Stated goal –
Write out the records again, exactly, leaving none out.

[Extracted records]
⟨
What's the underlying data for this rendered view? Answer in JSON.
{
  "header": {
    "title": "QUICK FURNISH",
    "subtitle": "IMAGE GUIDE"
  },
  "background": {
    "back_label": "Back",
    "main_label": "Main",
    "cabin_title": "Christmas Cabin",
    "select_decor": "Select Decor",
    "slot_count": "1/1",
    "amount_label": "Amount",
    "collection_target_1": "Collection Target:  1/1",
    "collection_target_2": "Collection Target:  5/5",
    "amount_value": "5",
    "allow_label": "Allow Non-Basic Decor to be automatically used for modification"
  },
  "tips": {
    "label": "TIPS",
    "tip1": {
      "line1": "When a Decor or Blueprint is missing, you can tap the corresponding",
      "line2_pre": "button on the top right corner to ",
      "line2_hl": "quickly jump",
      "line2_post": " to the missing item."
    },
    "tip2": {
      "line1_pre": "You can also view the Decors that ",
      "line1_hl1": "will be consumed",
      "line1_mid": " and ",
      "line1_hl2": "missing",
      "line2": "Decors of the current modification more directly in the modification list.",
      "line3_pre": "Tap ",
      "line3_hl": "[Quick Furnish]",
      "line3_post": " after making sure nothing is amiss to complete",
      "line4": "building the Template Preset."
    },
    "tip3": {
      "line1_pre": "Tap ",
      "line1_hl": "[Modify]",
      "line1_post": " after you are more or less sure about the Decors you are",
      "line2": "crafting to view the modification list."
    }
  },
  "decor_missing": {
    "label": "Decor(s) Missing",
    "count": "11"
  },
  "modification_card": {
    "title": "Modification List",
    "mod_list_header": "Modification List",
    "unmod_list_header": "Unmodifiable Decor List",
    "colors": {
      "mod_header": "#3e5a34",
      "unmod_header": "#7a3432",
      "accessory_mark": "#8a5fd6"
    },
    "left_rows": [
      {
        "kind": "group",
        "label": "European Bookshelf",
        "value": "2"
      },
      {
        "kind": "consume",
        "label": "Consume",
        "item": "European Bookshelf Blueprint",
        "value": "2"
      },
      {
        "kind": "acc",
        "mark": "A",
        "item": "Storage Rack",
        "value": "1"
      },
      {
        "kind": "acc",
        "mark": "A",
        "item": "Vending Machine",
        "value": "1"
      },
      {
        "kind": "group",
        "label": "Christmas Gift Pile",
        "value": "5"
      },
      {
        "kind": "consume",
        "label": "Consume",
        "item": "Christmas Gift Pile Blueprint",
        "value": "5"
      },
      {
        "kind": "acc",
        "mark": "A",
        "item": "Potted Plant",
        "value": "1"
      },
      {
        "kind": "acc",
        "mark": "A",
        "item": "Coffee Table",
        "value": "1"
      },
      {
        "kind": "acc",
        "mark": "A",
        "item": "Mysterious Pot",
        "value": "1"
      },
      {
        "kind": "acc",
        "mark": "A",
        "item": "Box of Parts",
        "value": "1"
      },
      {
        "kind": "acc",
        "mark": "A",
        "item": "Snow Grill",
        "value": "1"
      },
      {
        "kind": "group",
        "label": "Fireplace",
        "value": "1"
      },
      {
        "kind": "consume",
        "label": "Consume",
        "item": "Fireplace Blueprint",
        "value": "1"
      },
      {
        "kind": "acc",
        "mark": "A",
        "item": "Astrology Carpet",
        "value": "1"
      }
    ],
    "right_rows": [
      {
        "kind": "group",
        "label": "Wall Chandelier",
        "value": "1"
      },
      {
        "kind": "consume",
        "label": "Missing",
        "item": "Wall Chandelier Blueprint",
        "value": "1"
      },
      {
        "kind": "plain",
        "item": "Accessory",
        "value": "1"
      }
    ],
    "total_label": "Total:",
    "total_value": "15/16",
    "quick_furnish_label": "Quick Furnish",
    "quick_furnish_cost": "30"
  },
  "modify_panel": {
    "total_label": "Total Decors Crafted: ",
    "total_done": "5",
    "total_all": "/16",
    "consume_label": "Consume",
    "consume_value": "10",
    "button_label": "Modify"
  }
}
⟩
Result –
What's the underlying data for this rendered view? Answer in JSON.
{
  "header": {
    "title": "QUICK FURNISH",
    "subtitle": "IMAGE GUIDE"
  },
  "background": {
    "back_label": "Back",
    "main_label": "Main",
    "cabin_title": "Christmas Cabin",
    "select_decor": "Select Decor",
    "slot_count": "1/1",
    "amount_label": "Amount",
    "collection_target_1": "Collection Target:  1/1",
    "collection_target_2": "Collection Target:  5/5",
    "amount_value": "5",
    "allow_label": "Allow Non-Basic Decor to be automatically used for modification"
  },
  "tips": {
    "label": "TIPS",
    "tip1": {
      "line1": "When a Decor or Blueprint is missing, you can tap the corresponding",
      "line2_pre": "button on the top right corner to ",
      "line2_hl": "quickly jump",
      "line2_post": " to the missing item."
    },
    "tip2": {
      "line1_pre": "You can also view the Decors that ",
      "line1_hl1": "will be consumed",
      "line1_mid": " and ",
      "line1_hl2": "missing",
      "line2": "Decors of the current modification more directly in the modification list.",
      "line3_pre": "Tap ",
      "line3_hl": "[Quick Furnish]",
      "line3_post": " after making sure nothing is amiss to complete",
      "line4": "building the Template Preset."
    },
    "tip3": {
      "line1_pre": "Tap ",
      "line1_hl": "[Modify]",
      "line1_post": " after you are more or less sure about the Decors you are",
      "line2": "crafting to view the modification list."
    }
  },
  "decor_missing": {
    "label": "Decor(s) Missing",
    "count": "11"
  },
  "modification_card": {
    "title": "Modification List",
    "mod_list_header": "Modification List",
    "unmod_list_header": "Unmodifiable Decor List",
    "colors": {
      "mod_header": "#3e5a34",
      "unmod_header": "#7a3432",
      "accessory_mark": "#8a5fd6"
    },
    "left_rows": [
      {
        "kind": "group",
        "label": "European Bookshelf",
        "value": "2"
      },
      {
        "kind": "consume",
        "label": "Consume",
        "item": "European Bookshelf Blueprint",
        "value": "2"
      },
      {
        "kind": "acc",
        "mark": "A",
        "item": "Storage Rack",
        "value": "1"
      },
      {
        "kind": "acc",
        "mark": "A",
        "item": "Vending Machine",
        "value": "1"
      },
      {
        "kind": "group",
        "label": "Christmas Gift Pile",
        "value": "5"
      },
      {
        "kind": "consume",
        "label": "Consume",
        "item": "Christmas Gift Pile Blueprint",
        "value": "5"
      },
      {
        "kind": "acc",
        "mark": "A",
        "item": "Potted Plant",
        "value": "1"
      },
      {
        "kind": "acc",
        "mark": "A",
        "item": "Coffee Table",
        "value": "1"
      },
      {
        "kind": "acc",
        "mark": "A",
        "item": "Mysterious Pot",
        "value": "1"
      },
      {
        "kind": "acc",
        "mark": "A",
        "item": "Box of Parts",
        "value": "1"
      },
      {
        "kind": "acc",
        "mark": "A",
        "item": "Snow Grill",
        "value": "1"
      },
      {
        "kind": "group",
        "label": "Fireplace",
        "value": "1"
      },
      {
        "kind": "consume",
        "label": "Consume",
        "item": "Fireplace Blueprint",
        "value": "1"
      },
      {
        "kind": "acc",
        "mark": "A",
        "item": "Astrology Carpet",
        "value": "1"
      }
    ],
    "right_rows": [
      {
        "kind": "group",
        "label": "Wall Chandelier",
        "value": "1"
      },
      {
        "kind": "consume",
        "label": "Missing",
        "item": "Wall Chandelier Blueprint",
        "value": "1"
      },
      {
        "kind": "plain",
        "item": "Accessory",
        "value": "1"
      }
    ],
    "total_label": "Total:",
    "total_value": "15/16",
    "quick_furnish_label": "Quick Furnish",
    "quick_furnish_cost": "30"
  },
  "modify_panel": {
    "total_label": "Total Decors Crafted: ",
    "total_done": "5",
    "total_all": "/16",
    "consume_label": "Consume",
    "consume_value": "10",
    "button_label": "Modify"
  }
}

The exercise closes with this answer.